*Aim of the exercise*
Of the lines below, how many hold the string "arrow"? Give only the number.

*Data for processing*

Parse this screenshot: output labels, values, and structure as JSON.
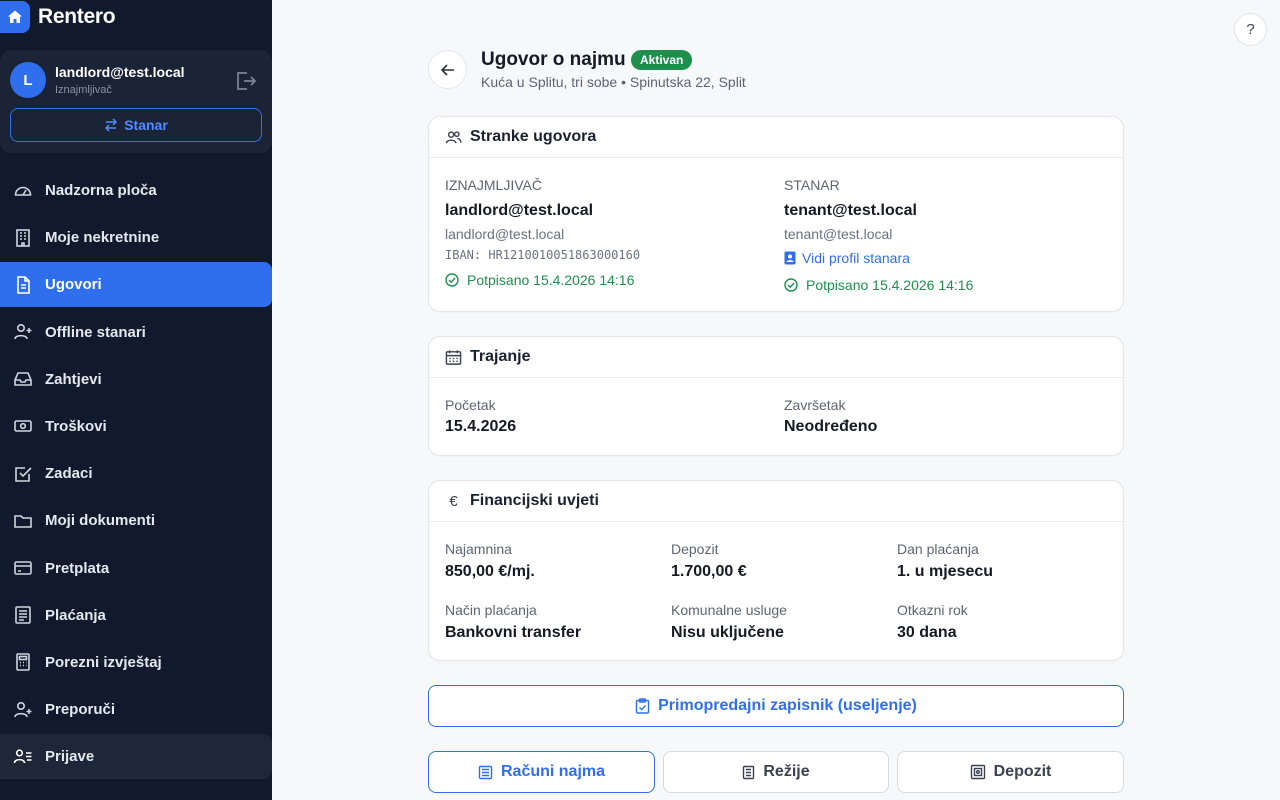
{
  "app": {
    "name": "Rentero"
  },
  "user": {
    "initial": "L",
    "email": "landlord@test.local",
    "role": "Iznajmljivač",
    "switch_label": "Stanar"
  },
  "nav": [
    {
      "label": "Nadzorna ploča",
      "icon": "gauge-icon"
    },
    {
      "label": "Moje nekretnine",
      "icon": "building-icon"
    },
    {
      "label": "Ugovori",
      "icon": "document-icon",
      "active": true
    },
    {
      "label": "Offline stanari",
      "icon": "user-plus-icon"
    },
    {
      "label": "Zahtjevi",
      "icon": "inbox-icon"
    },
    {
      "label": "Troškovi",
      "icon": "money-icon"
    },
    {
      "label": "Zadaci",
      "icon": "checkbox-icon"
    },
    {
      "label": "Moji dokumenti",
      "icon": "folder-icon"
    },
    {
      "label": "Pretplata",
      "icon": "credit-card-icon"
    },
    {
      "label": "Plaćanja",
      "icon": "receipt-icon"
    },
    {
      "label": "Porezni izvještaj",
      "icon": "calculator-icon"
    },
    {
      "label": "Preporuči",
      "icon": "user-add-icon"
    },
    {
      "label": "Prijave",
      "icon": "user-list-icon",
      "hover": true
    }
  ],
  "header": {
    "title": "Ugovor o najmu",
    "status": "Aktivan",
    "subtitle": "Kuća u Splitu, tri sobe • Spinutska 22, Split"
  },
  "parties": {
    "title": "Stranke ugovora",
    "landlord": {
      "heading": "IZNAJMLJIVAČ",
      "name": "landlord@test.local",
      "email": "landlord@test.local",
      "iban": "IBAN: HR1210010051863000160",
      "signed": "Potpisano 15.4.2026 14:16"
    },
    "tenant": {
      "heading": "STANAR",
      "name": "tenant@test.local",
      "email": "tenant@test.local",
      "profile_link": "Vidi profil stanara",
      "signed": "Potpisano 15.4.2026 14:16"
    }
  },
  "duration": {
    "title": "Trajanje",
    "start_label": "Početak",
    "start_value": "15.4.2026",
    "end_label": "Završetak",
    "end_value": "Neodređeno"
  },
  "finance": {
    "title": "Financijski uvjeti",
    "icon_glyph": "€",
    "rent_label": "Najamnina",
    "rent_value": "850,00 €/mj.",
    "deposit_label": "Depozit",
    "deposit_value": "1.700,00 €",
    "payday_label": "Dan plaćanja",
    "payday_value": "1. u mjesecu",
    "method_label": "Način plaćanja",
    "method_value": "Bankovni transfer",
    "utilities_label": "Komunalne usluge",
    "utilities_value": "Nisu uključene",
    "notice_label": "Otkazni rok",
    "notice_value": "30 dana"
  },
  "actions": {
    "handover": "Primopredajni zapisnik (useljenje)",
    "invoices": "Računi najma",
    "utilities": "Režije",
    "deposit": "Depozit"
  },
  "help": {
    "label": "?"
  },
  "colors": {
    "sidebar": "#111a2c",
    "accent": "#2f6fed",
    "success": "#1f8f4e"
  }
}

...

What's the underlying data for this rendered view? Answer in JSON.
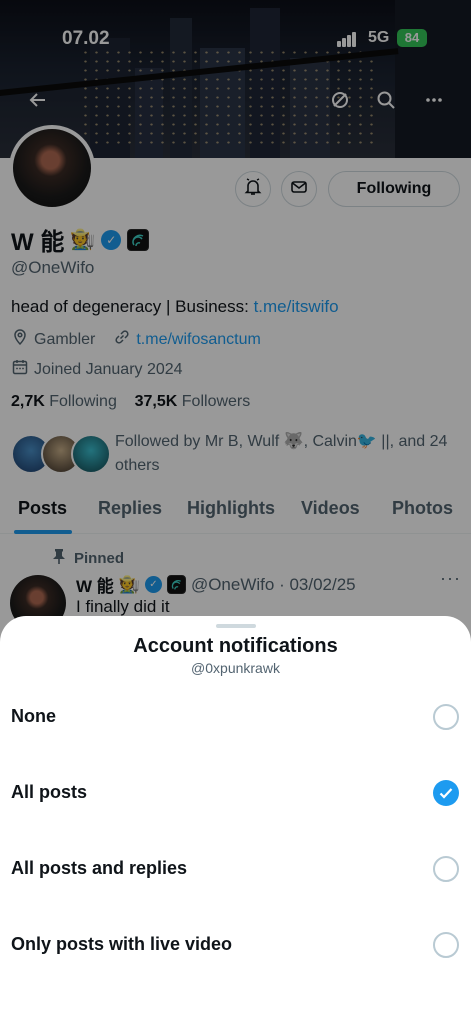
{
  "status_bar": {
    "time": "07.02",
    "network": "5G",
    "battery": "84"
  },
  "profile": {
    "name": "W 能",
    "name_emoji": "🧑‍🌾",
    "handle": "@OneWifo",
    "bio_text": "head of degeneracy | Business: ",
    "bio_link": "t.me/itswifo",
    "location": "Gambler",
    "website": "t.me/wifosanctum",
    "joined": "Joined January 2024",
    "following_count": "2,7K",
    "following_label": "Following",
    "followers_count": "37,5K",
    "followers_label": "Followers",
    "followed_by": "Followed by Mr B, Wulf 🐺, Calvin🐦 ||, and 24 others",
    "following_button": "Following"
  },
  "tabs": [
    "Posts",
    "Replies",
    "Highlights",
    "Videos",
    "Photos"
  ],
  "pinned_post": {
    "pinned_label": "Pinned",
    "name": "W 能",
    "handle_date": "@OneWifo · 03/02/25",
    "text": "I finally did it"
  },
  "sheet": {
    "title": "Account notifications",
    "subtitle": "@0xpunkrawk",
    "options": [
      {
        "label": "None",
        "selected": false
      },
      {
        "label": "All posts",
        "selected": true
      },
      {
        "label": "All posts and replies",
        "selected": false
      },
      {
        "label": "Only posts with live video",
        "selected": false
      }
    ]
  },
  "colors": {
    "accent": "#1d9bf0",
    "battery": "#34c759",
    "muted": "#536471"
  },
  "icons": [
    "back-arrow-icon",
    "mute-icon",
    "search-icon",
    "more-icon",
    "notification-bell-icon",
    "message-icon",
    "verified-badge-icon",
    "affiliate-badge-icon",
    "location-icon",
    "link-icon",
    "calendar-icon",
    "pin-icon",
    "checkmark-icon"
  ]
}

--

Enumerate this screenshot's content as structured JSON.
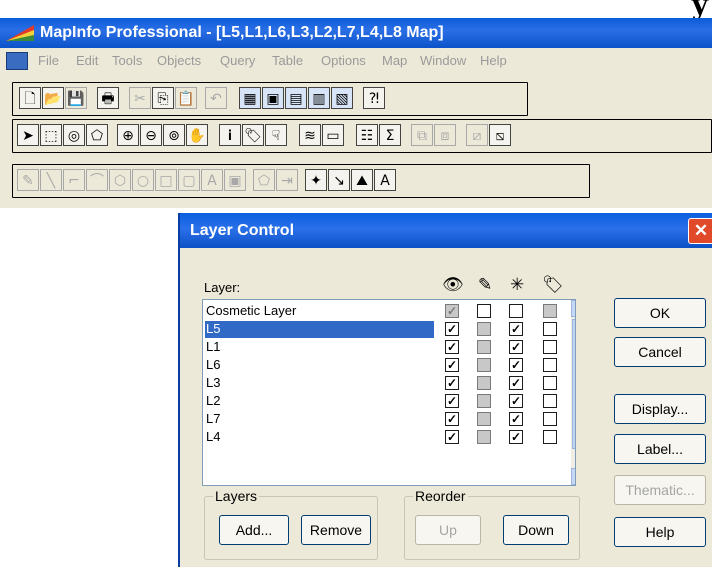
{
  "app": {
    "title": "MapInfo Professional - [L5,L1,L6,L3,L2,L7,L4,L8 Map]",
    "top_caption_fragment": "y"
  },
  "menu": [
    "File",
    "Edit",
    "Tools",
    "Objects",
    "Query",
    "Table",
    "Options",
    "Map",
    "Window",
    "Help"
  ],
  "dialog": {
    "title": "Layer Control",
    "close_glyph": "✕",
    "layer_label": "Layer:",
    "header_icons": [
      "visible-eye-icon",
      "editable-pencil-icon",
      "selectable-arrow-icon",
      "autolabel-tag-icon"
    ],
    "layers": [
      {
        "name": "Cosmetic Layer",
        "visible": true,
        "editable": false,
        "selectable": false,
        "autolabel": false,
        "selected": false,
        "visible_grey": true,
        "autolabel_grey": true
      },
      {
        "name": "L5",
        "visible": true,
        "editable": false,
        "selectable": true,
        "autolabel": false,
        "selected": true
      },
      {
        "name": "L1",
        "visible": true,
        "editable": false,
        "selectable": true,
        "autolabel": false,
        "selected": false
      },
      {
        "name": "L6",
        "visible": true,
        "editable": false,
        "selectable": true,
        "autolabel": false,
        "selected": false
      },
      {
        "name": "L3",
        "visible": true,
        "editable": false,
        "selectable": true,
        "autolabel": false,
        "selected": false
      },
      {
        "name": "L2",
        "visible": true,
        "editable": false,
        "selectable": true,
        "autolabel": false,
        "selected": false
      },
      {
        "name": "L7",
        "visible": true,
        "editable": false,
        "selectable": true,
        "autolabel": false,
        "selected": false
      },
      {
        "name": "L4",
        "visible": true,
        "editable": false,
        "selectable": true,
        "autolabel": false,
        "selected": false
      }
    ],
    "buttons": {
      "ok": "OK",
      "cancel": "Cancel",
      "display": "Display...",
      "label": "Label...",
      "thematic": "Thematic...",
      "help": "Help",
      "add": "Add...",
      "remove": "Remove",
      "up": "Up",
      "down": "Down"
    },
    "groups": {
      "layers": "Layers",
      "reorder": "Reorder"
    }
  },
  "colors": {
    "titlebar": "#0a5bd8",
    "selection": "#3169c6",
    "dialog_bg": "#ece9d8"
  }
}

*Exercise result*
2